Please output every line of the material as it stands, without the pictures.

━━━━━━━━━━

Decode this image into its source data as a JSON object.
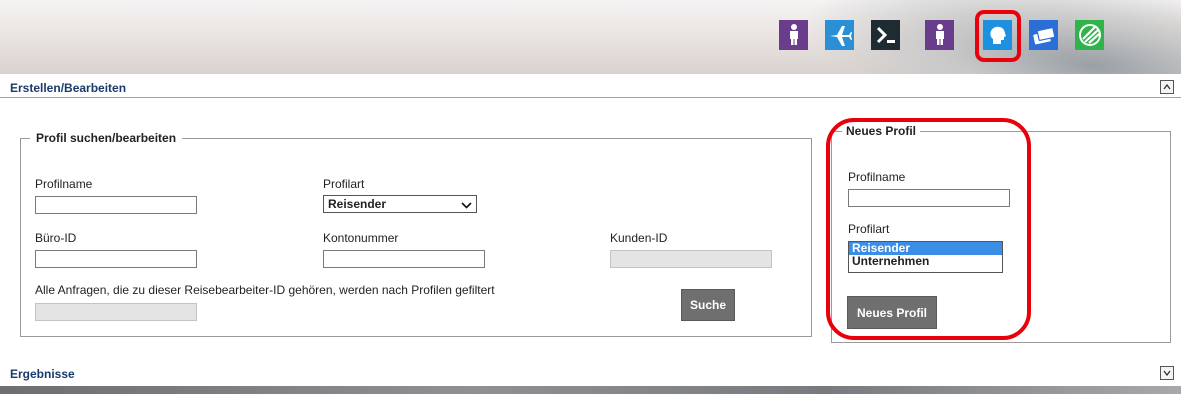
{
  "toolbar": {
    "icons": [
      {
        "name": "traveler-icon",
        "color": "#6a3d8c",
        "glyph": "person"
      },
      {
        "name": "plane-icon",
        "color": "#2b8fd6",
        "glyph": "plane"
      },
      {
        "name": "sigma-icon",
        "color": "#1f2b33",
        "glyph": "sigma"
      },
      {
        "name": "traveler-alt-icon",
        "color": "#6a3d8c",
        "glyph": "person"
      },
      {
        "name": "profile-head-icon",
        "color": "#1e90e0",
        "glyph": "head"
      },
      {
        "name": "cards-icon",
        "color": "#2b6fd6",
        "glyph": "cards"
      },
      {
        "name": "globe-icon",
        "color": "#2fb34a",
        "glyph": "globe"
      }
    ],
    "highlight_color": "#e8000b"
  },
  "section_edit": {
    "title": "Erstellen/Bearbeiten",
    "toggle": "^"
  },
  "search_panel": {
    "legend": "Profil suchen/bearbeiten",
    "profile_name_label": "Profilname",
    "profile_name_value": "",
    "profile_type_label": "Profilart",
    "profile_type_value": "Reisender",
    "office_id_label": "Büro-ID",
    "office_id_value": "",
    "account_number_label": "Kontonummer",
    "account_number_value": "",
    "customer_id_label": "Kunden-ID",
    "customer_id_value": "",
    "filter_note": "Alle Anfragen, die zu dieser Reisebearbeiter-ID gehören, werden nach Profilen gefiltert",
    "filter_value": "",
    "search_button": "Suche"
  },
  "new_profile_panel": {
    "legend": "Neues Profil",
    "profile_name_label": "Profilname",
    "profile_name_value": "",
    "profile_type_label": "Profilart",
    "profile_type_options": [
      "Reisender",
      "Unternehmen"
    ],
    "profile_type_selected": "Reisender",
    "create_button": "Neues Profil"
  },
  "section_results": {
    "title": "Ergebnisse",
    "toggle": "v"
  },
  "colors": {
    "section_title": "#1a3a6b",
    "button_gray": "#6f6f6f",
    "listbox_selected": "#3a8ee6"
  }
}
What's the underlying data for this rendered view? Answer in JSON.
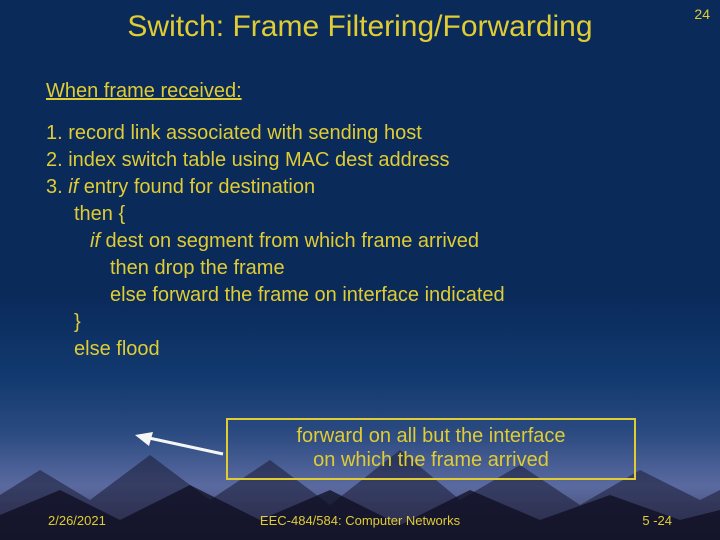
{
  "pageCorner": "24",
  "title": "Switch: Frame Filtering/Forwarding",
  "subhead": "When  frame received:",
  "line1": "1. record link associated with sending host",
  "line2": "2. index switch table using MAC dest address",
  "line3a": "3. ",
  "line3if": "if",
  "line3b": " entry found for destination",
  "then_open": "then {",
  "inner_if": "if",
  "inner_if_rest": " dest on segment from which frame arrived",
  "inner_then": "then",
  "inner_then_rest": " drop the frame",
  "inner_else": "else",
  "inner_else_rest": " forward the frame on interface indicated",
  "close_brace": "}",
  "outer_else": "else",
  "outer_else_rest": " flood",
  "callout_l1": "forward on all but the interface",
  "callout_l2": "on which the frame arrived",
  "footer_date": "2/26/2021",
  "footer_course": "EEC-484/584: Computer Networks",
  "footer_pg": "5 -24"
}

━━━━━━━━━━

- [COMPLETE RESPONSE]
Decode this image into its source data as a JSON object.
{
  "toolbar": {
    "icons": [
      {
        "name": "traveler-icon",
        "color": "#6a3d8c",
        "glyph": "person"
      },
      {
        "name": "plane-icon",
        "color": "#2b8fd6",
        "glyph": "plane"
      },
      {
        "name": "sigma-icon",
        "color": "#1f2b33",
        "glyph": "sigma"
      },
      {
        "name": "traveler-alt-icon",
        "color": "#6a3d8c",
        "glyph": "person"
      },
      {
        "name": "profile-head-icon",
        "color": "#1e90e0",
        "glyph": "head"
      },
      {
        "name": "cards-icon",
        "color": "#2b6fd6",
        "glyph": "cards"
      },
      {
        "name": "globe-icon",
        "color": "#2fb34a",
        "glyph": "globe"
      }
    ],
    "highlight_color": "#e8000b"
  },
  "section_edit": {
    "title": "Erstellen/Bearbeiten",
    "toggle": "^"
  },
  "search_panel": {
    "legend": "Profil suchen/bearbeiten",
    "profile_name_label": "Profilname",
    "profile_name_value": "",
    "profile_type_label": "Profilart",
    "profile_type_value": "Reisender",
    "office_id_label": "Büro-ID",
    "office_id_value": "",
    "account_number_label": "Kontonummer",
    "account_number_value": "",
    "customer_id_label": "Kunden-ID",
    "customer_id_value": "",
    "filter_note": "Alle Anfragen, die zu dieser Reisebearbeiter-ID gehören, werden nach Profilen gefiltert",
    "filter_value": "",
    "search_button": "Suche"
  },
  "new_profile_panel": {
    "legend": "Neues Profil",
    "profile_name_label": "Profilname",
    "profile_name_value": "",
    "profile_type_label": "Profilart",
    "profile_type_options": [
      "Reisender",
      "Unternehmen"
    ],
    "profile_type_selected": "Reisender",
    "create_button": "Neues Profil"
  },
  "section_results": {
    "title": "Ergebnisse",
    "toggle": "v"
  },
  "colors": {
    "section_title": "#1a3a6b",
    "button_gray": "#6f6f6f",
    "listbox_selected": "#3a8ee6"
  }
}
What's the underlying data for this rendered view? Answer in JSON.
{
  "pageCorner": "24",
  "title": "Switch: Frame Filtering/Forwarding",
  "subhead": "When  frame received:",
  "line1": "1. record link associated with sending host",
  "line2": "2. index switch table using MAC dest address",
  "line3a": "3. ",
  "line3if": "if",
  "line3b": " entry found for destination",
  "then_open": "then {",
  "inner_if": "if",
  "inner_if_rest": " dest on segment from which frame arrived",
  "inner_then": "then",
  "inner_then_rest": " drop the frame",
  "inner_else": "else",
  "inner_else_rest": " forward the frame on interface indicated",
  "close_brace": "}",
  "outer_else": "else",
  "outer_else_rest": " flood",
  "callout_l1": "forward on all but the interface",
  "callout_l2": "on which the frame arrived",
  "footer_date": "2/26/2021",
  "footer_course": "EEC-484/584: Computer Networks",
  "footer_pg": "5 -24"
}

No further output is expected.